— START SELECTED TEXT —

Like the movie itself, their affair — if we can really call it that — builds slowly, catching them by surprise and leaving them giddy.
It’s a feeling shared by the audience as we watch their dance with voyeuristic fascination, our own senses reeling from thoughts of what could be, what should be. The Nat King Cole Spanish classic “Quizas, Quizas, Quizas” (“Perhaps, Perhaps, Perhaps”) is heard often on the soundtrack, underlining the sense of anticipation.
When I first saw “In the Mood for Love” at the 2000 Toronto International Film Festival, the sensation inside Roy Thomson Hall was of hundreds of people simultaneously holding their breath.
Known for capturing elusive emotions, Wong establishes a more contemplative groove this time. He measures the course of love through the swish of silk against delicate legs, through the casting of glances fraught with meaning, through subtle shifts of colour and music, through an office clock that seems to tick in
pace with heartbeats.
Rarely could denial be called sexy, or frustration be deemed sensual. But Wong and his perfectly cast actors make desire itself seem far more satisfying than yielding to lust, even if that desire ultimately leads to sadness.
“In the Mood for Love” demands repeat viewings, standing the test of time as a movie in which romance is truly felt in all of its wondrous and vexing ways.
You could spend one of them just marvelling at Maggie Cheung’s incredible dresses, watching how the colours affect the emotional hue of the moment. And each time you watch the film, you might come to a different conclusion about the “Will they or won’t they?” question.
Wong Kar-wai leaves the answer up to us.

— END SELECTED TEXT —
— START DATASET ROWS —

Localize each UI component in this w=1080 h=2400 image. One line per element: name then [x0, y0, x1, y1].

— END DATASET ROWS —
— START DATASET ROWS —

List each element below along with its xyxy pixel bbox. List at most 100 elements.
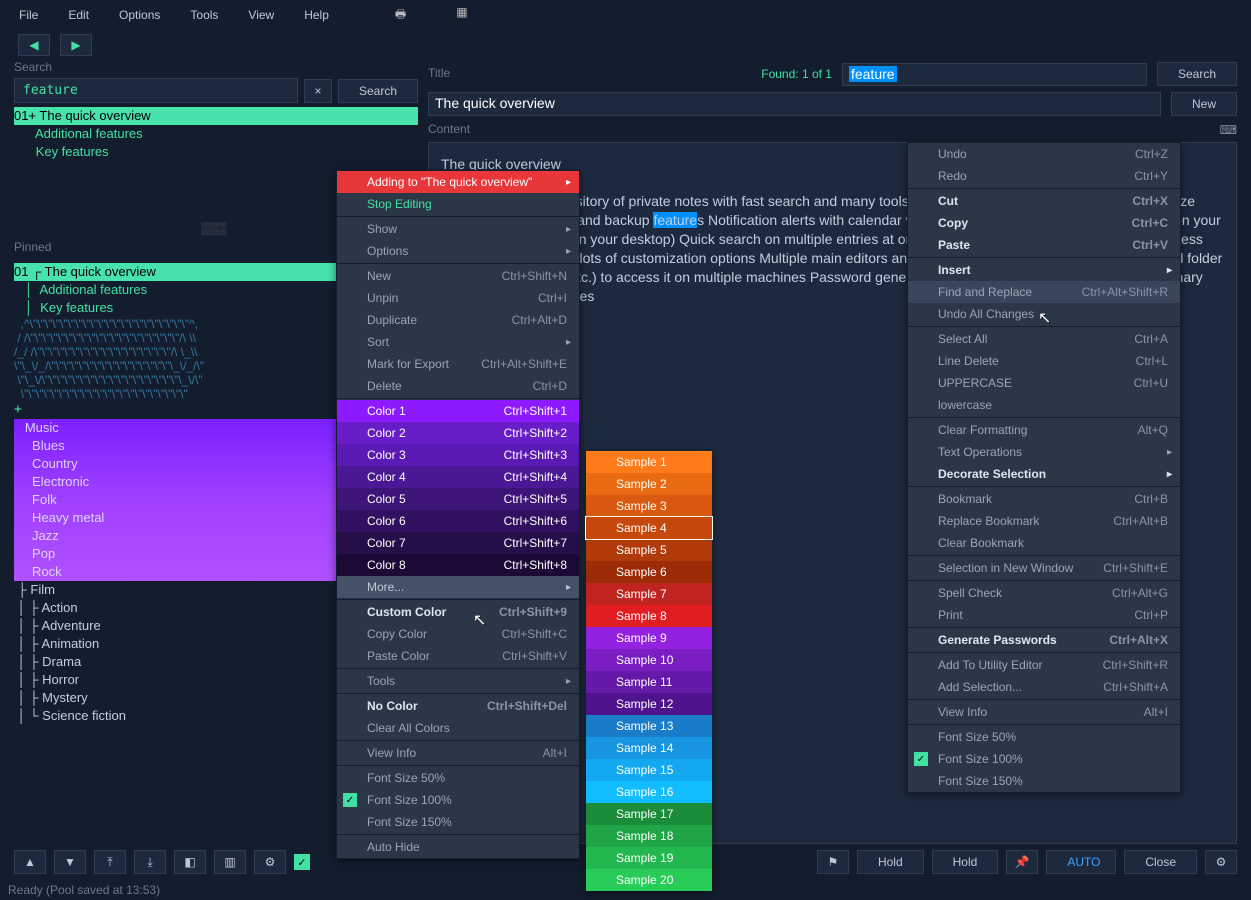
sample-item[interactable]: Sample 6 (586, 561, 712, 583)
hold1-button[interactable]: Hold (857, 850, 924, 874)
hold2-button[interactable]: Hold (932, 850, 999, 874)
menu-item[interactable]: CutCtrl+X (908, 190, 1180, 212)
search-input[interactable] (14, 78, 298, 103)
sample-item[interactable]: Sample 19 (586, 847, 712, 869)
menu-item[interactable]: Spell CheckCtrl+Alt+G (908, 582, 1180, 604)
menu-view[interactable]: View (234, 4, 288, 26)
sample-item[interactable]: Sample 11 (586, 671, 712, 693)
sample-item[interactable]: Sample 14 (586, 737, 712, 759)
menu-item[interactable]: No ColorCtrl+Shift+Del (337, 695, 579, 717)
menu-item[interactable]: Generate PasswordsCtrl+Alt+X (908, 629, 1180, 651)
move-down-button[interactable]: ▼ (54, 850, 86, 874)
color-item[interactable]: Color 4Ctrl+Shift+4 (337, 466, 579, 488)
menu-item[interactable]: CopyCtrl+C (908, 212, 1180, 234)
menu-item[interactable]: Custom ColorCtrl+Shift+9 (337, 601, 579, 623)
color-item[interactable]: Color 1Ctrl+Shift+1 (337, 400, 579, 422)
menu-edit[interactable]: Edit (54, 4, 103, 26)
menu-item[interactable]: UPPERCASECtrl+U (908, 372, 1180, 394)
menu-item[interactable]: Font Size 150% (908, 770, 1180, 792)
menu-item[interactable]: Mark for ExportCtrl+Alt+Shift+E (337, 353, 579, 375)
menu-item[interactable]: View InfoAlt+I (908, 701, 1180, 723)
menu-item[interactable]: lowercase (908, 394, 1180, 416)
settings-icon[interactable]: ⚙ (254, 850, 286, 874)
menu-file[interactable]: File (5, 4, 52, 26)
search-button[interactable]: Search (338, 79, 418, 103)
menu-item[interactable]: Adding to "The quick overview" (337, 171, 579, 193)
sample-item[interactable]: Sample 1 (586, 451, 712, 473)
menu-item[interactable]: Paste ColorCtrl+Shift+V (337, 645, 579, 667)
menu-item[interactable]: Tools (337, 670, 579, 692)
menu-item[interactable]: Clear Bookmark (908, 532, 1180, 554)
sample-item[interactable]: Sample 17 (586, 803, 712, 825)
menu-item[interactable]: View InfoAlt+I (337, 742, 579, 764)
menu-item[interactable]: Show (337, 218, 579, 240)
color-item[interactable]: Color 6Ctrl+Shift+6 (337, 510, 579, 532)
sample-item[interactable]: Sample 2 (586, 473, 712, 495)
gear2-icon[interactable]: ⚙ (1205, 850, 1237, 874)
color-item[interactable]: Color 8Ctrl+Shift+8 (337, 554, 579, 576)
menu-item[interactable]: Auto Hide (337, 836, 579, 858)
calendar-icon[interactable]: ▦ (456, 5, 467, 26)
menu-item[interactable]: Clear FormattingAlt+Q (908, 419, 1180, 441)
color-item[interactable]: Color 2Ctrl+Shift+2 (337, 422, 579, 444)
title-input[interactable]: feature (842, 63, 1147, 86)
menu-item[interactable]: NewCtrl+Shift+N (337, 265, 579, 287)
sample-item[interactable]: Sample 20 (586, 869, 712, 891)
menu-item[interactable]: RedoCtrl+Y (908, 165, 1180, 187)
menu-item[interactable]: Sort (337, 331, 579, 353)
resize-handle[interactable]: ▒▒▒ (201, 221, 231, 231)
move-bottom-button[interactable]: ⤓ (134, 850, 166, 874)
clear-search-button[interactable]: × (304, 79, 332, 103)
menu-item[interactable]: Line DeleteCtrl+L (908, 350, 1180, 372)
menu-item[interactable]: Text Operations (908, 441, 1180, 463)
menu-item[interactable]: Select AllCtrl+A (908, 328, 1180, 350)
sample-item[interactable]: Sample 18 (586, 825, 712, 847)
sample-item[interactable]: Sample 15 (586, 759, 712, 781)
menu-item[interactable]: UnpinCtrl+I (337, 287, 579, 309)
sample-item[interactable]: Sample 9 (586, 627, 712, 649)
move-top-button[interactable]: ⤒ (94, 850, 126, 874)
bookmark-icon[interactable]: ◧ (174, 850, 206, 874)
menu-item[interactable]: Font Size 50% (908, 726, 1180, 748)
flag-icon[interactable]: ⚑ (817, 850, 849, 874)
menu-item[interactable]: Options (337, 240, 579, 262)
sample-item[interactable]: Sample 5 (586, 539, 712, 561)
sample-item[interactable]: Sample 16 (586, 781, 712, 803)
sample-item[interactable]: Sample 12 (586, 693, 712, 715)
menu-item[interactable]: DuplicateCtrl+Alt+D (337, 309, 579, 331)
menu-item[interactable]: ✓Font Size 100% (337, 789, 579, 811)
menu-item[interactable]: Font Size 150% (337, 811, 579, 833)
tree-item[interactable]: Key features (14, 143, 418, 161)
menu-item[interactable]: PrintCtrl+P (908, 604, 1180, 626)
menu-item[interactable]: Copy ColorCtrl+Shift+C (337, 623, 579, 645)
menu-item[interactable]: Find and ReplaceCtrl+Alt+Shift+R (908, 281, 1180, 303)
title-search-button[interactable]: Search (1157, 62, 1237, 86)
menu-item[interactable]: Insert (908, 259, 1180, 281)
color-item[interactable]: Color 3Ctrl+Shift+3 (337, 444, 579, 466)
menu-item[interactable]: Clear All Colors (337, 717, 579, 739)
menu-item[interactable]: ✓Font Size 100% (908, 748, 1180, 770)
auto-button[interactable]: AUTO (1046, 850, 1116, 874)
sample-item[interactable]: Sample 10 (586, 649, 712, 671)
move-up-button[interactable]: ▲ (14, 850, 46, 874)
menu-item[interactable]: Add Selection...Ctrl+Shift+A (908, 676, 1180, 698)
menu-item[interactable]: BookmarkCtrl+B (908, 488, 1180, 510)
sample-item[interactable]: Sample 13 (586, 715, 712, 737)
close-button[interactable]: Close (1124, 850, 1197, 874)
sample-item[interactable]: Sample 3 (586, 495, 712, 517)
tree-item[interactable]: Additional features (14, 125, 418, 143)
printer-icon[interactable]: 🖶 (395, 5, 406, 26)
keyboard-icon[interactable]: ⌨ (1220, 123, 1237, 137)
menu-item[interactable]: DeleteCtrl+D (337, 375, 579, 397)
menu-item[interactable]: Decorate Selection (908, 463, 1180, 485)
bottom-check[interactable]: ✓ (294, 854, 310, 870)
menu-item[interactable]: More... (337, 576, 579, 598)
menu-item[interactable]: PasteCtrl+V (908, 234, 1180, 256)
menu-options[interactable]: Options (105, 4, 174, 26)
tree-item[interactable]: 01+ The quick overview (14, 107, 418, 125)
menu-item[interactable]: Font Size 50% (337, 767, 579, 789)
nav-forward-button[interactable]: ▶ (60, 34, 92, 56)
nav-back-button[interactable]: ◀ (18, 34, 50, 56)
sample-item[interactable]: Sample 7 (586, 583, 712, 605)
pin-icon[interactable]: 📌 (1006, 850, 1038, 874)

— END DATASET ROWS —

## WORK TO COMPLETE
(A) Answer these questions from the review of "In the Mood for Love," labeling each answer with the same numeral:
(i) Which song is heard often on the film's soundtrack?
(ii) At which festival and venue did the writer first see the film?
(iii) Whose dresses does the review say you could spend a whole viewing marveling at?
(B) From the records above, pull out the lines from the one containing "List each element" through the one containing "menu-item[interactable]: CutCtrl+X (908, 190, 1180, 212)", both included, and reproduce them verbatim. Leave out the picture.

## SOLVED PROBLEMS
(A)
(i) The Nat King Cole Spanish classic "Quizas, Quizas, Quizas" ("Perhaps, Perhaps, Perhaps").
(ii) The 2000 Toronto International Film Festival, at Roy Thomson Hall.
(iii) Maggie Cheung's.

(B)
List each element below along with its xyxy pixel bbox. List at most 100 elements.
sample-item[interactable]: Sample 6 (586, 561, 712, 583)
hold1-button[interactable]: Hold (857, 850, 924, 874)
hold2-button[interactable]: Hold (932, 850, 999, 874)
menu-item[interactable]: CutCtrl+X (908, 190, 1180, 212)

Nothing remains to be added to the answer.